— begin —

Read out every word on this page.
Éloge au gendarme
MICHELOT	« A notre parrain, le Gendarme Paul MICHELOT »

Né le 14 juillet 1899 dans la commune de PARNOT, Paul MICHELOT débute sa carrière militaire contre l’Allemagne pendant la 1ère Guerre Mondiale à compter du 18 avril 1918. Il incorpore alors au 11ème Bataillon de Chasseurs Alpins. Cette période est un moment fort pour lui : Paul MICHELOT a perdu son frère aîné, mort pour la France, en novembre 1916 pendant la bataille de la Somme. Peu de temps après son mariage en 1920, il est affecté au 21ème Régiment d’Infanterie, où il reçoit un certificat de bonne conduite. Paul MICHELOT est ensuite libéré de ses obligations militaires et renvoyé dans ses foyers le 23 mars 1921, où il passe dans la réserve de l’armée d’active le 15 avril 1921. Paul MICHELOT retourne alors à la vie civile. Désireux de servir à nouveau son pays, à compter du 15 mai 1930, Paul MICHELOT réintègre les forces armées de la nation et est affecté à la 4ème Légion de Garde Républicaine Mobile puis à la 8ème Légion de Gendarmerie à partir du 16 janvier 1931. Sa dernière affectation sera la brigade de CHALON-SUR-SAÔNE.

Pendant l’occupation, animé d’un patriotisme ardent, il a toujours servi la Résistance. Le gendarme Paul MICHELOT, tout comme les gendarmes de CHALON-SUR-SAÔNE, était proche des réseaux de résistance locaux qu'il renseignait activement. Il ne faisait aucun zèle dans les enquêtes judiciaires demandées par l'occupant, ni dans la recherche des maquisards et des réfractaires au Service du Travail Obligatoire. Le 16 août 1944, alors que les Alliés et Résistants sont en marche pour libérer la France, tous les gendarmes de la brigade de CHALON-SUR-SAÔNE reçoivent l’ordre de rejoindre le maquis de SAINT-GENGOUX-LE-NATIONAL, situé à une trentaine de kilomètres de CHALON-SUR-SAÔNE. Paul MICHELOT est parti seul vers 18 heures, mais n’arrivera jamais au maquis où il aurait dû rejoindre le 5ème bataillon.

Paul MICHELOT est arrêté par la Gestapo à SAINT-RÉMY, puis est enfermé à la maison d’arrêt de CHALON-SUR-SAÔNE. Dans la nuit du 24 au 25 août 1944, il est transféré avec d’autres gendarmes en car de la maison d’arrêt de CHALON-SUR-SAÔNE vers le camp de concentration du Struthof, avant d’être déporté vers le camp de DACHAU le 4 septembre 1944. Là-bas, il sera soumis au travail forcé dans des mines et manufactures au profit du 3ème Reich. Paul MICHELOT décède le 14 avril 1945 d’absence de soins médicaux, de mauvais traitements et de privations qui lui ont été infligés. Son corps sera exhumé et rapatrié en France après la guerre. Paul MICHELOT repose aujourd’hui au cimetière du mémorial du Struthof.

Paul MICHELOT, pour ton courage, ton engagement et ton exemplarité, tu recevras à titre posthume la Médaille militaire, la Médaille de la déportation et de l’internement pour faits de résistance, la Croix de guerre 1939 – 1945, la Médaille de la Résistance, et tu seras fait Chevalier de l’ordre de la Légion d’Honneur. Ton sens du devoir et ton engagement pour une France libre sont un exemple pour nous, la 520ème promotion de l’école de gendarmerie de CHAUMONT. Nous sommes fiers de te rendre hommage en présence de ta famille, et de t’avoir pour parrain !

— end —

* [Brief] Write the complete data out, exactly as above.

* [Solution to this exercise]
Read out every word on this page.
Éloge au gendarme
MICHELOT	« A notre parrain, le Gendarme Paul MICHELOT »

Né le 14 juillet 1899 dans la commune de PARNOT, Paul MICHELOT débute sa carrière militaire contre l’Allemagne pendant la 1ère Guerre Mondiale à compter du 18 avril 1918. Il incorpore alors au 11ème Bataillon de Chasseurs Alpins. Cette période est un moment fort pour lui : Paul MICHELOT a perdu son frère aîné, mort pour la France, en novembre 1916 pendant la bataille de la Somme. Peu de temps après son mariage en 1920, il est affecté au 21ème Régiment d’Infanterie, où il reçoit un certificat de bonne conduite. Paul MICHELOT est ensuite libéré de ses obligations militaires et renvoyé dans ses foyers le 23 mars 1921, où il passe dans la réserve de l’armée d’active le 15 avril 1921. Paul MICHELOT retourne alors à la vie civile. Désireux de servir à nouveau son pays, à compter du 15 mai 1930, Paul MICHELOT réintègre les forces armées de la nation et est affecté à la 4ème Légion de Garde Républicaine Mobile puis à la 8ème Légion de Gendarmerie à partir du 16 janvier 1931. Sa dernière affectation sera la brigade de CHALON-SUR-SAÔNE.

Pendant l’occupation, animé d’un patriotisme ardent, il a toujours servi la Résistance. Le gendarme Paul MICHELOT, tout comme les gendarmes de CHALON-SUR-SAÔNE, était proche des réseaux de résistance locaux qu'il renseignait activement. Il ne faisait aucun zèle dans les enquêtes judiciaires demandées par l'occupant, ni dans la recherche des maquisards et des réfractaires au Service du Travail Obligatoire. Le 16 août 1944, alors que les Alliés et Résistants sont en marche pour libérer la France, tous les gendarmes de la brigade de CHALON-SUR-SAÔNE reçoivent l’ordre de rejoindre le maquis de SAINT-GENGOUX-LE-NATIONAL, situé à une trentaine de kilomètres de CHALON-SUR-SAÔNE. Paul MICHELOT est parti seul vers 18 heures, mais n’arrivera jamais au maquis où il aurait dû rejoindre le 5ème bataillon.

Paul MICHELOT est arrêté par la Gestapo à SAINT-RÉMY, puis est enfermé à la maison d’arrêt de CHALON-SUR-SAÔNE. Dans la nuit du 24 au 25 août 1944, il est transféré avec d’autres gendarmes en car de la maison d’arrêt de CHALON-SUR-SAÔNE vers le camp de concentration du Struthof, avant d’être déporté vers le camp de DACHAU le 4 septembre 1944. Là-bas, il sera soumis au travail forcé dans des mines et manufactures au profit du 3ème Reich. Paul MICHELOT décède le 14 avril 1945 d’absence de soins médicaux, de mauvais traitements et de privations qui lui ont été infligés. Son corps sera exhumé et rapatrié en France après la guerre. Paul MICHELOT repose aujourd’hui au cimetière du mémorial du Struthof.

Paul MICHELOT, pour ton courage, ton engagement et ton exemplarité, tu recevras à titre posthume la Médaille militaire, la Médaille de la déportation et de l’internement pour faits de résistance, la Croix de guerre 1939 – 1945, la Médaille de la Résistance, et tu seras fait Chevalier de l’ordre de la Légion d’Honneur. Ton sens du devoir et ton engagement pour une France libre sont un exemple pour nous, la 520ème promotion de l’école de gendarmerie de CHAUMONT. Nous sommes fiers de te rendre hommage en présence de ta famille, et de t’avoir pour parrain !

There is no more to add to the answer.